### Using the information
1. Copy the interview passage starting with "JESSICA: Yes, crispy." and going on through "family tradition things?", changing "strawberries" to "raspberries".
2. Shorten the paragraph of the interview that begins "My mom did a lot of casseroles" while keeping its main facts.
==== Given text ====
MARTIE: OK. So I don't know. So that's y'alls whole family gets that for birthdays?

JESSICA: Birthdays. We change up the frosting. Sometimes we do a peanut butter frosting.

MARTIE: Ooh, that sounds good. 

JESSICA: It just depends on who it is. Depends on which child or parent. 

MARTIE: Which one does Jerry get?

JESSICA: Jerry loves the peanut butter frosting and sometimes we put like those chocolate, um, I don't know what you call — they're like rice...

MARTIE: Those little, uh, crispy Rice Krispy things?

JESSICA: Yes, crispy. Chocolate covered Rice Krispies. 

MARTIE: Yeah, I don't know what you would call those. I love those. 

JESSICA: I put those in between the layers.

MARTIE: Oh, that sounds good. 

JESSICA: Yeah. My daughter likes strawberries in there. It's just a Seinfeld classic. 

MARTIE: All right. So I want to know like your typical family meal growing up. I know you said sometimes your mom had brown rice and tofu and things like that. What would a typical meal look like growing up in your family? And do you still make any of those recipes now, like family tradition things?

JESSICA: My mom did a lot of casseroles because she worked and commuted. And that was how she taught me how to cook, which was starting at a very young age. She would leave me Post-it Notes and say 'could you take this casserole out of the oven at five o'clock, turn on the oven and then put it in' — like, very specific Post-it Notes. And that's what got me really comfortable, as a child, cooking.

MARTIE: How about that? 

JESSICA: Yeah. Someone had to do it. That was what got me really comfortable in the kitchen being needed. It was necessary that I helped my mom. And so a lot of my early cooking was heating up. She did a lot of casseroles like baked ziti and then she started with stir fries, which is where she and I diverged because I can't stand making stir frys. I think it's too much work. 

MARTIE: Really?

JESSICA: It's too much work. There's too much chopping. I don't have time and so she would make a lot of stir fries. At first it was meat and chicken, and then she started to take away the meat and add the tofu. And that's when, you know, things started to feel really weird in my house when they started to turn. 

MARTIE: But I do love in your book, you did dedicate the book to your mom and your daughter and you said, 'Thank you, Mom, for making me eat tofu and brown rice before anybody knew what it was.' I thought that was precious. 

JESSICA: Thank you. We always come home, don't we?
==== Raw data ====
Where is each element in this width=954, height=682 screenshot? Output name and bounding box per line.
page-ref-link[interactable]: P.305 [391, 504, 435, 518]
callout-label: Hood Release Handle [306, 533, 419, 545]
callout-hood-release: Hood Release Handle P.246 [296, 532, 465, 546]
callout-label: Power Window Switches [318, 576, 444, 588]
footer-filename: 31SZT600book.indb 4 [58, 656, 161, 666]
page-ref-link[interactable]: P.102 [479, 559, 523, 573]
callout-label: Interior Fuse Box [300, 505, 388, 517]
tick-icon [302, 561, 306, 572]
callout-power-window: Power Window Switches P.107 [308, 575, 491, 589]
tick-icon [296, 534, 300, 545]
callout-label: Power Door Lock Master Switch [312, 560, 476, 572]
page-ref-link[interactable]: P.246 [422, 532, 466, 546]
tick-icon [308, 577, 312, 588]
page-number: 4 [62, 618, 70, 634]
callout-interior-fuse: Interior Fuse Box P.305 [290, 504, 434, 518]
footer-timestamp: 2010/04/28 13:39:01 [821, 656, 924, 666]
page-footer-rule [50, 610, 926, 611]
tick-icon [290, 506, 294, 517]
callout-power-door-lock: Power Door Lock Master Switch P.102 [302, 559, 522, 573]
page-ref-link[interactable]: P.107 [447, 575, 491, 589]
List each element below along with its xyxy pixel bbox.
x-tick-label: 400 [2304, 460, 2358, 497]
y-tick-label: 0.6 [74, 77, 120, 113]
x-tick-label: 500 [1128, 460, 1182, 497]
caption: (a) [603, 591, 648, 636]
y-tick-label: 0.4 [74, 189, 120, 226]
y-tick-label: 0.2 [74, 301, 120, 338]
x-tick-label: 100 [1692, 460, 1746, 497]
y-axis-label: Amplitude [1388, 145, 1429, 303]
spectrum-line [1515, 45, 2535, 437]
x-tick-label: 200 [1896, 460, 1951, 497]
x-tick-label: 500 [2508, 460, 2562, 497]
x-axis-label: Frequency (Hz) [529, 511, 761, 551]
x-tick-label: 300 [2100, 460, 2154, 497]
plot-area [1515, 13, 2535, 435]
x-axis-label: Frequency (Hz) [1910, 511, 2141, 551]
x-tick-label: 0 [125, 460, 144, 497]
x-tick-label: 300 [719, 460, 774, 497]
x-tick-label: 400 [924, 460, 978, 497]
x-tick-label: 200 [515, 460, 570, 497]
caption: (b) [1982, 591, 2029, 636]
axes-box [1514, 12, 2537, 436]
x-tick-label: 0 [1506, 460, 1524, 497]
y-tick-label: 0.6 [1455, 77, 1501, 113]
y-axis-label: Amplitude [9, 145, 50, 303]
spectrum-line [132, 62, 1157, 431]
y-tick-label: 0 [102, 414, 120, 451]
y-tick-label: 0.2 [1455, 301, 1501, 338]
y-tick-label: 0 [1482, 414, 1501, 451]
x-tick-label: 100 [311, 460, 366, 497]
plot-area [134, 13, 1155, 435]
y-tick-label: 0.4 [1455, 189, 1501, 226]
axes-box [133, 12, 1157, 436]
====
### Answers below
1.
JESSICA: Yes, crispy. Chocolate covered Rice Krispies. 

MARTIE: Yeah, I don't know what you would call those. I love those. 

JESSICA: I put those in between the layers.

MARTIE: Oh, that sounds good. 

JESSICA: Yeah. My daughter likes raspberries in there. It's just a Seinfeld classic. 

MARTIE: All right. So I want to know like your typical family meal growing up. I know you said sometimes your mom had brown rice and tofu and things like that. What would a typical meal look like growing up in your family? And do you still make any of those recipes now, like family tradition things?

2. My mom, who worked and commuted, made a lot of casseroles, and that's how she taught me to cook from a very young age. She left me very specific Post-it Notes, such as asking me to take a casserole out of the oven at five o'clock, turn on the oven and put it in. That made me really comfortable cooking as a child.